Given exercise: Copy out each line below exactly as it appears.

Record set:
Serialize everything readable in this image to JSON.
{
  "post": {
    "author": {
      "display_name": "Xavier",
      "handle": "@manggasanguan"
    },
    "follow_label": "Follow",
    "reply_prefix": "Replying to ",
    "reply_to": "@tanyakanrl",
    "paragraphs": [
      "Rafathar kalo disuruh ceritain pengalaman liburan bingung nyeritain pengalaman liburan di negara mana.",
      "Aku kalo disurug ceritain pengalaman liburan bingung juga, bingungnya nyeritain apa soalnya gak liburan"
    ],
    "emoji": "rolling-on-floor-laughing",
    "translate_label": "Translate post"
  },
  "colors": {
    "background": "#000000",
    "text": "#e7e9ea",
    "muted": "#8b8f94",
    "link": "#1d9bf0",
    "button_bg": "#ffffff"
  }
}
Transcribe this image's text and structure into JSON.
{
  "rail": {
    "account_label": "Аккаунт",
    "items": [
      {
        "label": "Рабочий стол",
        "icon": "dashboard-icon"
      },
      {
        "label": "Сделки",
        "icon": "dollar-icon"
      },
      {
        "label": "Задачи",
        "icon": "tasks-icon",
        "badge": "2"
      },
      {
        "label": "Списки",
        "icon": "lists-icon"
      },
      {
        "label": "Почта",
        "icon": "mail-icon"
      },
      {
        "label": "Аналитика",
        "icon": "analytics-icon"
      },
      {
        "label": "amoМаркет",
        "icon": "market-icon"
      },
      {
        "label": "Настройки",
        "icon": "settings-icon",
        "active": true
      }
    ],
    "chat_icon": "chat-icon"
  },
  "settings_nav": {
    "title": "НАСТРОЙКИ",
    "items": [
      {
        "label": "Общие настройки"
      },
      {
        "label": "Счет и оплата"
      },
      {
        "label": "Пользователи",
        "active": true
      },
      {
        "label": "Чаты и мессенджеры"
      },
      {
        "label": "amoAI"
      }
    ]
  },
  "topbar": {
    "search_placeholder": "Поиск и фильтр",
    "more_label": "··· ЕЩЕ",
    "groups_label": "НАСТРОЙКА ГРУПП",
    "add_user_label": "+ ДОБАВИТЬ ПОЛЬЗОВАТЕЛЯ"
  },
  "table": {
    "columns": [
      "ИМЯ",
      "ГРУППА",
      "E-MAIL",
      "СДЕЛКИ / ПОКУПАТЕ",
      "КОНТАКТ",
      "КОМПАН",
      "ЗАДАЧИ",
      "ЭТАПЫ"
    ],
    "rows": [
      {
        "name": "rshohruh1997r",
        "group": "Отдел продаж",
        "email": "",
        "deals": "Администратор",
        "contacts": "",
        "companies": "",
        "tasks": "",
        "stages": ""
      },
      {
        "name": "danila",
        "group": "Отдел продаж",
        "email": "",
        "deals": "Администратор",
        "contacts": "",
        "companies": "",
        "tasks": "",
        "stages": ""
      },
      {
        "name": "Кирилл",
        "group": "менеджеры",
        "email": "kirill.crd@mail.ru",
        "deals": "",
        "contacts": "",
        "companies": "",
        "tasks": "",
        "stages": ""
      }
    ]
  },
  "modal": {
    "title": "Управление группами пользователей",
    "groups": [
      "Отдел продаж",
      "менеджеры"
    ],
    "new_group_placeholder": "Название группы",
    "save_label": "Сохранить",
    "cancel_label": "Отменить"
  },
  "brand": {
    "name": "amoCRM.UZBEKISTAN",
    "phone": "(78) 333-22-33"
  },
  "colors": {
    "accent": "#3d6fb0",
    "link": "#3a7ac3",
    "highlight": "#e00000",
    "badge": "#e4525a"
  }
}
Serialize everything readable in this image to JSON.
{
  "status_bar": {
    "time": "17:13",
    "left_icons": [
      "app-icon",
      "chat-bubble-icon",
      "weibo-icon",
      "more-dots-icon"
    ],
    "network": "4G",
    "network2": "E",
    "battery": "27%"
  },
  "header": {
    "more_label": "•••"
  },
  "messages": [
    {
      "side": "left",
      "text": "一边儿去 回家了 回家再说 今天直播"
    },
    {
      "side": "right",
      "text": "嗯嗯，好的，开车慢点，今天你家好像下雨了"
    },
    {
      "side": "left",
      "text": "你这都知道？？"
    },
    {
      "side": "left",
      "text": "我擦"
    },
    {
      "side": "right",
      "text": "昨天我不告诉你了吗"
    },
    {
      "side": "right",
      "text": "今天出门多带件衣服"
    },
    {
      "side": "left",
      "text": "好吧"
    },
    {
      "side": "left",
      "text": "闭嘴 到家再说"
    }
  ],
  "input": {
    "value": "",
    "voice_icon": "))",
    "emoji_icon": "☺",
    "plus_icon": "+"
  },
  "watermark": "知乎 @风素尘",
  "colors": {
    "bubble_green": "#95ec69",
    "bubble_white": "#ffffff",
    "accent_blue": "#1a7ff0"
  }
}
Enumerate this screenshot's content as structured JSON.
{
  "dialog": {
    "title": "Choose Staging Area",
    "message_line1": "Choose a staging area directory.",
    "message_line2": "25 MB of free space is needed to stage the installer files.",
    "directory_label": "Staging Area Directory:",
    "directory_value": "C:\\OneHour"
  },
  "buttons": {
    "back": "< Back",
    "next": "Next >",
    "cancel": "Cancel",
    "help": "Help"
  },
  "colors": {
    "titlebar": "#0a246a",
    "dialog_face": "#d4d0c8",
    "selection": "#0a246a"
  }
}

Response for this exercise:
Serialize everything readable in this image to JSON.
{
  "post": {
    "author": {
      "display_name": "Xavier",
      "handle": "@manggasanguan"
    },
    "follow_label": "Follow",
    "reply_prefix": "Replying to ",
    "reply_to": "@tanyakanrl",
    "paragraphs": [
      "Rafathar kalo disuruh ceritain pengalaman liburan bingung nyeritain pengalaman liburan di negara mana.",
      "Aku kalo disurug ceritain pengalaman liburan bingung juga, bingungnya nyeritain apa soalnya gak liburan"
    ],
    "emoji": "rolling-on-floor-laughing",
    "translate_label": "Translate post"
  },
  "colors": {
    "background": "#000000",
    "text": "#e7e9ea",
    "muted": "#8b8f94",
    "link": "#1d9bf0",
    "button_bg": "#ffffff"
  }
}
Transcribe this image's text and structure into JSON.
{
  "rail": {
    "account_label": "Аккаунт",
    "items": [
      {
        "label": "Рабочий стол",
        "icon": "dashboard-icon"
      },
      {
        "label": "Сделки",
        "icon": "dollar-icon"
      },
      {
        "label": "Задачи",
        "icon": "tasks-icon",
        "badge": "2"
      },
      {
        "label": "Списки",
        "icon": "lists-icon"
      },
      {
        "label": "Почта",
        "icon": "mail-icon"
      },
      {
        "label": "Аналитика",
        "icon": "analytics-icon"
      },
      {
        "label": "amoМаркет",
        "icon": "market-icon"
      },
      {
        "label": "Настройки",
        "icon": "settings-icon",
        "active": true
      }
    ],
    "chat_icon": "chat-icon"
  },
  "settings_nav": {
    "title": "НАСТРОЙКИ",
    "items": [
      {
        "label": "Общие настройки"
      },
      {
        "label": "Счет и оплата"
      },
      {
        "label": "Пользователи",
        "active": true
      },
      {
        "label": "Чаты и мессенджеры"
      },
      {
        "label": "amoAI"
      }
    ]
  },
  "topbar": {
    "search_placeholder": "Поиск и фильтр",
    "more_label": "··· ЕЩЕ",
    "groups_label": "НАСТРОЙКА ГРУПП",
    "add_user_label": "+ ДОБАВИТЬ ПОЛЬЗОВАТЕЛЯ"
  },
  "table": {
    "columns": [
      "ИМЯ",
      "ГРУППА",
      "E-MAIL",
      "СДЕЛКИ / ПОКУПАТЕ",
      "КОНТАКТ",
      "КОМПАН",
      "ЗАДАЧИ",
      "ЭТАПЫ"
    ],
    "rows": [
      {
        "name": "rshohruh1997r",
        "group": "Отдел продаж",
        "email": "",
        "deals": "Администратор",
        "contacts": "",
        "companies": "",
        "tasks": "",
        "stages": ""
      },
      {
        "name": "danila",
        "group": "Отдел продаж",
        "email": "",
        "deals": "Администратор",
        "contacts": "",
        "companies": "",
        "tasks": "",
        "stages": ""
      },
      {
        "name": "Кирилл",
        "group": "менеджеры",
        "email": "kirill.crd@mail.ru",
        "deals": "",
        "contacts": "",
        "companies": "",
        "tasks": "",
        "stages": ""
      }
    ]
  },
  "modal": {
    "title": "Управление группами пользователей",
    "groups": [
      "Отдел продаж",
      "менеджеры"
    ],
    "new_group_placeholder": "Название группы",
    "save_label": "Сохранить",
    "cancel_label": "Отменить"
  },
  "brand": {
    "name": "amoCRM.UZBEKISTAN",
    "phone": "(78) 333-22-33"
  },
  "colors": {
    "accent": "#3d6fb0",
    "link": "#3a7ac3",
    "highlight": "#e00000",
    "badge": "#e4525a"
  }
}
Serialize everything readable in this image to JSON.
{
  "status_bar": {
    "time": "17:13",
    "left_icons": [
      "app-icon",
      "chat-bubble-icon",
      "weibo-icon",
      "more-dots-icon"
    ],
    "network": "4G",
    "network2": "E",
    "battery": "27%"
  },
  "header": {
    "more_label": "•••"
  },
  "messages": [
    {
      "side": "left",
      "text": "一边儿去 回家了 回家再说 今天直播"
    },
    {
      "side": "right",
      "text": "嗯嗯，好的，开车慢点，今天你家好像下雨了"
    },
    {
      "side": "left",
      "text": "你这都知道？？"
    },
    {
      "side": "left",
      "text": "我擦"
    },
    {
      "side": "right",
      "text": "昨天我不告诉你了吗"
    },
    {
      "side": "right",
      "text": "今天出门多带件衣服"
    },
    {
      "side": "left",
      "text": "好吧"
    },
    {
      "side": "left",
      "text": "闭嘴 到家再说"
    }
  ],
  "input": {
    "value": "",
    "voice_icon": "))",
    "emoji_icon": "☺",
    "plus_icon": "+"
  },
  "watermark": "知乎 @风素尘",
  "colors": {
    "bubble_green": "#95ec69",
    "bubble_white": "#ffffff",
    "accent_blue": "#1a7ff0"
  }
}
Enumerate this screenshot's content as structured JSON.
{
  "dialog": {
    "title": "Choose Staging Area",
    "message_line1": "Choose a staging area directory.",
    "message_line2": "25 MB of free space is needed to stage the installer files.",
    "directory_label": "Staging Area Directory:",
    "directory_value": "C:\\OneHour"
  },
  "buttons": {
    "back": "< Back",
    "next": "Next >",
    "cancel": "Cancel",
    "help": "Help"
  },
  "colors": {
    "titlebar": "#0a246a",
    "dialog_face": "#d4d0c8",
    "selection": "#0a246a"
  }
}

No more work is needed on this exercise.